** Start of RECORDS FOR THE EXERCISE **

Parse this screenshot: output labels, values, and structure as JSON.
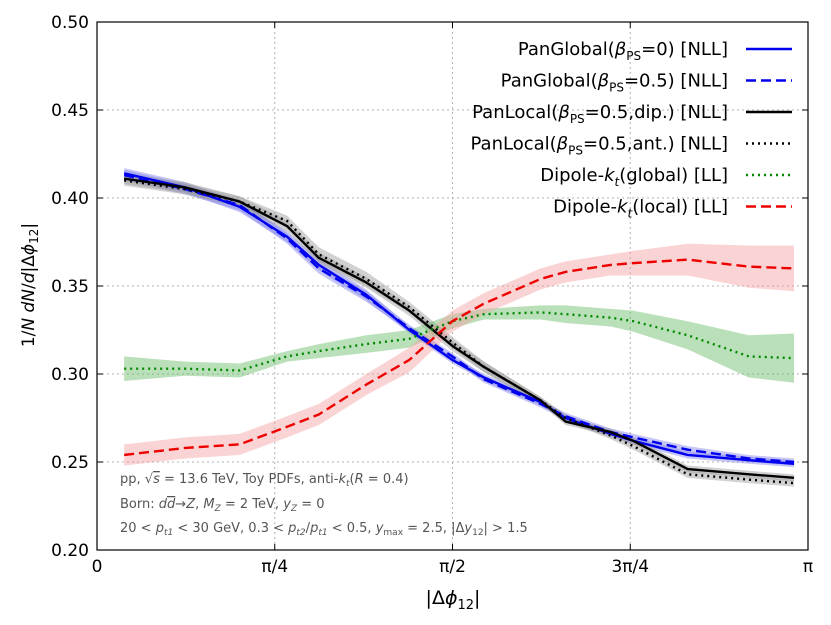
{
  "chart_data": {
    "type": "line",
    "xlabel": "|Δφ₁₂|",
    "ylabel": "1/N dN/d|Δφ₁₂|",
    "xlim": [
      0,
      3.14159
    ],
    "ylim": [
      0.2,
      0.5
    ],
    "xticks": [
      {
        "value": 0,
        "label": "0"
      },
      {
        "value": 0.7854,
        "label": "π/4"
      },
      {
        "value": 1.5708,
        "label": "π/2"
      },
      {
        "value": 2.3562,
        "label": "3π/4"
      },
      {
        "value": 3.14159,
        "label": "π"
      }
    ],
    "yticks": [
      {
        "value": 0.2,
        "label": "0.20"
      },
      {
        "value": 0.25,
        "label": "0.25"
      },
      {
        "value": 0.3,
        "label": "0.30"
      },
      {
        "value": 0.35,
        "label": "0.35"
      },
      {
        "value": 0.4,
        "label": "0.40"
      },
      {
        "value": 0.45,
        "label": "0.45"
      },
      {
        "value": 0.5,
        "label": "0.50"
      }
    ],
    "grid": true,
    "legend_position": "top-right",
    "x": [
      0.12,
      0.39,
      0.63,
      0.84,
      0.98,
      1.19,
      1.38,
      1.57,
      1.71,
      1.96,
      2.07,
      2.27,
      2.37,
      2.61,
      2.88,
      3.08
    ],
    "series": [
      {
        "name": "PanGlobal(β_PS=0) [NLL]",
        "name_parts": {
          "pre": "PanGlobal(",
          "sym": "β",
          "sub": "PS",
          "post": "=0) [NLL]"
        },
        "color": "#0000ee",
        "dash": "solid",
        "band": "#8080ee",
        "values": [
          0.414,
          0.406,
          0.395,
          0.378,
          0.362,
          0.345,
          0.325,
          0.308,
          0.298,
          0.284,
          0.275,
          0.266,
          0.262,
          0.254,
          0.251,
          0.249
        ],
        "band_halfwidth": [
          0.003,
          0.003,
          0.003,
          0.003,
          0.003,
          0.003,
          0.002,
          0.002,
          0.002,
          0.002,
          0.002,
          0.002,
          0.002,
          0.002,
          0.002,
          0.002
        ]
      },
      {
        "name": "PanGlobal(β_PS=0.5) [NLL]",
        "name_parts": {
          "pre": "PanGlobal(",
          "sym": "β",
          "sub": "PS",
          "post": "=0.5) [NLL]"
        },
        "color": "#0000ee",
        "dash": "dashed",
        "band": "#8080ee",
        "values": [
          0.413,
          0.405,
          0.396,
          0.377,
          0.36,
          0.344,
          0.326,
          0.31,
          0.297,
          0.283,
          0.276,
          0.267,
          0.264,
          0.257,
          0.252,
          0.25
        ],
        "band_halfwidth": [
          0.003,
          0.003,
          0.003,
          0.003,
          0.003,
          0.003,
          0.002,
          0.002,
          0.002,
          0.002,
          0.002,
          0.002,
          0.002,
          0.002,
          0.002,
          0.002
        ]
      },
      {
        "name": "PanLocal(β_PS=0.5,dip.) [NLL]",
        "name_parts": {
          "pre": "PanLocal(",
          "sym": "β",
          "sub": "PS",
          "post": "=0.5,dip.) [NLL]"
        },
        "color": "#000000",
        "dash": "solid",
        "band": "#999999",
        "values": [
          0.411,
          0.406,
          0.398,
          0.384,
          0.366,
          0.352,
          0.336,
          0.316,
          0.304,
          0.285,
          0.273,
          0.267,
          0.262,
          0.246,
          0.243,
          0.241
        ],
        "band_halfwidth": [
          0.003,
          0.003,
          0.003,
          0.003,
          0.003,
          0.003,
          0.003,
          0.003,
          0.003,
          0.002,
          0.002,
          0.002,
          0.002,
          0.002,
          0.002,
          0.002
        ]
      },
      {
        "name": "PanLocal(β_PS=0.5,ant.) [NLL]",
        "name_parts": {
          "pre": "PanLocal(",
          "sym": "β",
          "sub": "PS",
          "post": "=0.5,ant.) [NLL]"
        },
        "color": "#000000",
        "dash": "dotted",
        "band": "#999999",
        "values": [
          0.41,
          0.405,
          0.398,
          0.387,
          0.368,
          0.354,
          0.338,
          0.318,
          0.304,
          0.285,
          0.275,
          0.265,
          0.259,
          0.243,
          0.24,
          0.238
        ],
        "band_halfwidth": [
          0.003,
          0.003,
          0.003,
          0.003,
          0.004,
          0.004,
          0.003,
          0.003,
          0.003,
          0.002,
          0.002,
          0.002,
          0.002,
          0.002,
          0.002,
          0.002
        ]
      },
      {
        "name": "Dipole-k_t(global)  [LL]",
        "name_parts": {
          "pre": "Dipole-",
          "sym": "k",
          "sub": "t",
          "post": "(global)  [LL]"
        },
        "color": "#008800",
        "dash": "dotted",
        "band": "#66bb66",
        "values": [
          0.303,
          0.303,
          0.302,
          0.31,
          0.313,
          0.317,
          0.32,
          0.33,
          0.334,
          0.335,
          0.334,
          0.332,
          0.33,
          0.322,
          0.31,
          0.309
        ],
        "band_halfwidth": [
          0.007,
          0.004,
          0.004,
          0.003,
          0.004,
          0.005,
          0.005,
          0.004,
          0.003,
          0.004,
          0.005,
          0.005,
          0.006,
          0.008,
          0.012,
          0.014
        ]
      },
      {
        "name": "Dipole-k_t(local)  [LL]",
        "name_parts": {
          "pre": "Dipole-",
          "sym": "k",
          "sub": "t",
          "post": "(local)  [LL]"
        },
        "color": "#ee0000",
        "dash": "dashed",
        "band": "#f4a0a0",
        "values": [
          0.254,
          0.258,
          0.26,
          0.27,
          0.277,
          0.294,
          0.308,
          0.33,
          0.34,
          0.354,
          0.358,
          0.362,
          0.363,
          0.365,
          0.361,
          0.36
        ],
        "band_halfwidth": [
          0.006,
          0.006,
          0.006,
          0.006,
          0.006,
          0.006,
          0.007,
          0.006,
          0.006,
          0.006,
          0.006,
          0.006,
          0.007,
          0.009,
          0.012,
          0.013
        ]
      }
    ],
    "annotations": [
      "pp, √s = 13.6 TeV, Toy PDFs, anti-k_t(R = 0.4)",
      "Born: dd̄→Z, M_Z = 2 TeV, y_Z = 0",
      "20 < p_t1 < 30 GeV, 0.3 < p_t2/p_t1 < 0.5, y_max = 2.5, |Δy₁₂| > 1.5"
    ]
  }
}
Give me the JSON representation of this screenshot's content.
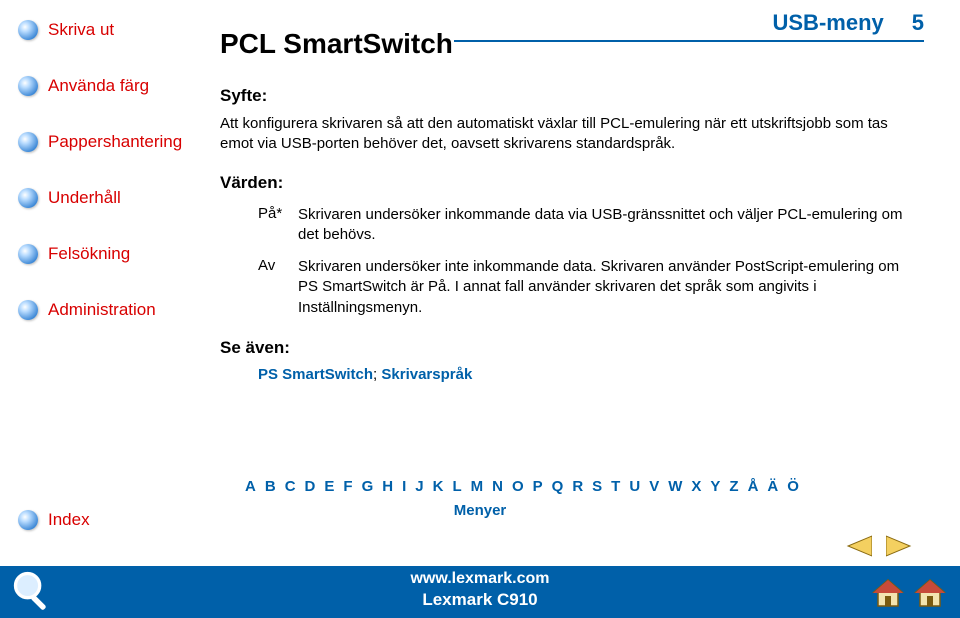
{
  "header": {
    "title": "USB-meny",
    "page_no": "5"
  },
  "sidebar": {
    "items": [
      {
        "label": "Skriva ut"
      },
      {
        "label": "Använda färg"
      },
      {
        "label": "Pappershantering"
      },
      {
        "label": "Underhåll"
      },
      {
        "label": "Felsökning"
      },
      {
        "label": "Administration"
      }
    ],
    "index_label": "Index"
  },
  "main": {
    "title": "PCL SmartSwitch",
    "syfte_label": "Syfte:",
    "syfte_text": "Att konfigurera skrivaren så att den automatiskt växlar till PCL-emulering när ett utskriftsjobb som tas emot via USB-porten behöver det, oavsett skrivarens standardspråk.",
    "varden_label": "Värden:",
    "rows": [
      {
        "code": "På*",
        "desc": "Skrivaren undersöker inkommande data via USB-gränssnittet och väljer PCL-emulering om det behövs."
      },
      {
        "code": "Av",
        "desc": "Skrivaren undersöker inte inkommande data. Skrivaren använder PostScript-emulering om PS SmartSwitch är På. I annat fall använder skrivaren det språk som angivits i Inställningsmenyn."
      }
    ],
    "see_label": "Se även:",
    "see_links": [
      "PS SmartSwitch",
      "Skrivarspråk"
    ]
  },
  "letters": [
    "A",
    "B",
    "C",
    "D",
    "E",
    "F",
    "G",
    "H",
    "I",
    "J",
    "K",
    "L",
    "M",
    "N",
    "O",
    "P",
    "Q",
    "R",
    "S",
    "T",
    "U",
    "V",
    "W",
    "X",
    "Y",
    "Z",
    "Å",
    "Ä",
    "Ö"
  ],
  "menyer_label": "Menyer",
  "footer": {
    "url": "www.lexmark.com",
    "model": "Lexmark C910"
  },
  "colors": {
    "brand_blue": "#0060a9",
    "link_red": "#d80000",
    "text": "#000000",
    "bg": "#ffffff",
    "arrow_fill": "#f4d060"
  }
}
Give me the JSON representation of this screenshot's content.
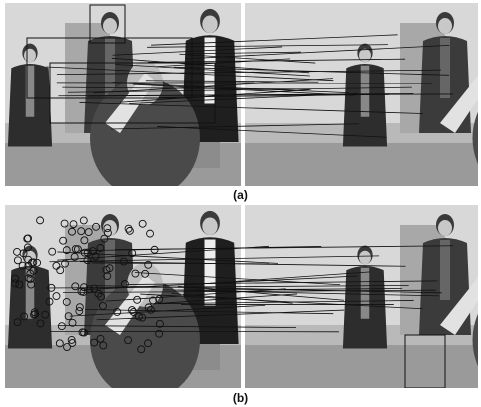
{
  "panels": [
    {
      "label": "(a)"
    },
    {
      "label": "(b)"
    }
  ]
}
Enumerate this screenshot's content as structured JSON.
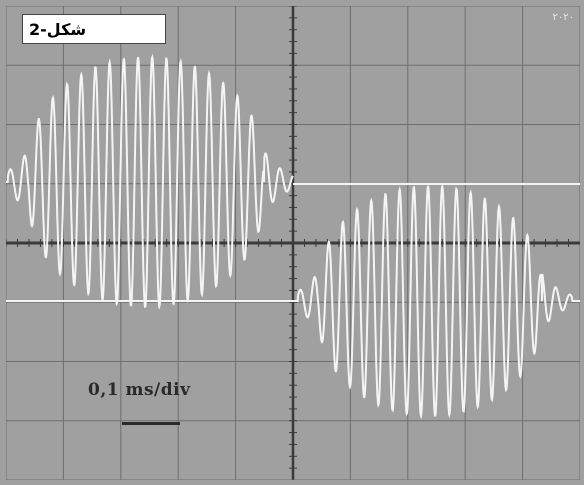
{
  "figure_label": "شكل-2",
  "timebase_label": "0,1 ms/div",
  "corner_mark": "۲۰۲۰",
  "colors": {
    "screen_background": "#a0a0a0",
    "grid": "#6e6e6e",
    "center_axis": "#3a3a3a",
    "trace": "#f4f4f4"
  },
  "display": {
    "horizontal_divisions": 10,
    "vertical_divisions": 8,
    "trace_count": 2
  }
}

** End of RECORDS FOR THE EXERCISE **

● **WHAT IS ASKED**:
Exclude all pictures and reproduce exactly the lines from the one containing "Enumerate this screenshot's" through the final line of the entries above.

● **OUTPUT FOR THIS EXERCISE**:
Enumerate this screenshot's content as structured JSON.
{
  "figure_label": "شكل-2",
  "timebase_label": "0,1 ms/div",
  "corner_mark": "۲۰۲۰",
  "colors": {
    "screen_background": "#a0a0a0",
    "grid": "#6e6e6e",
    "center_axis": "#3a3a3a",
    "trace": "#f4f4f4"
  },
  "display": {
    "horizontal_divisions": 10,
    "vertical_divisions": 8,
    "trace_count": 2
  }
}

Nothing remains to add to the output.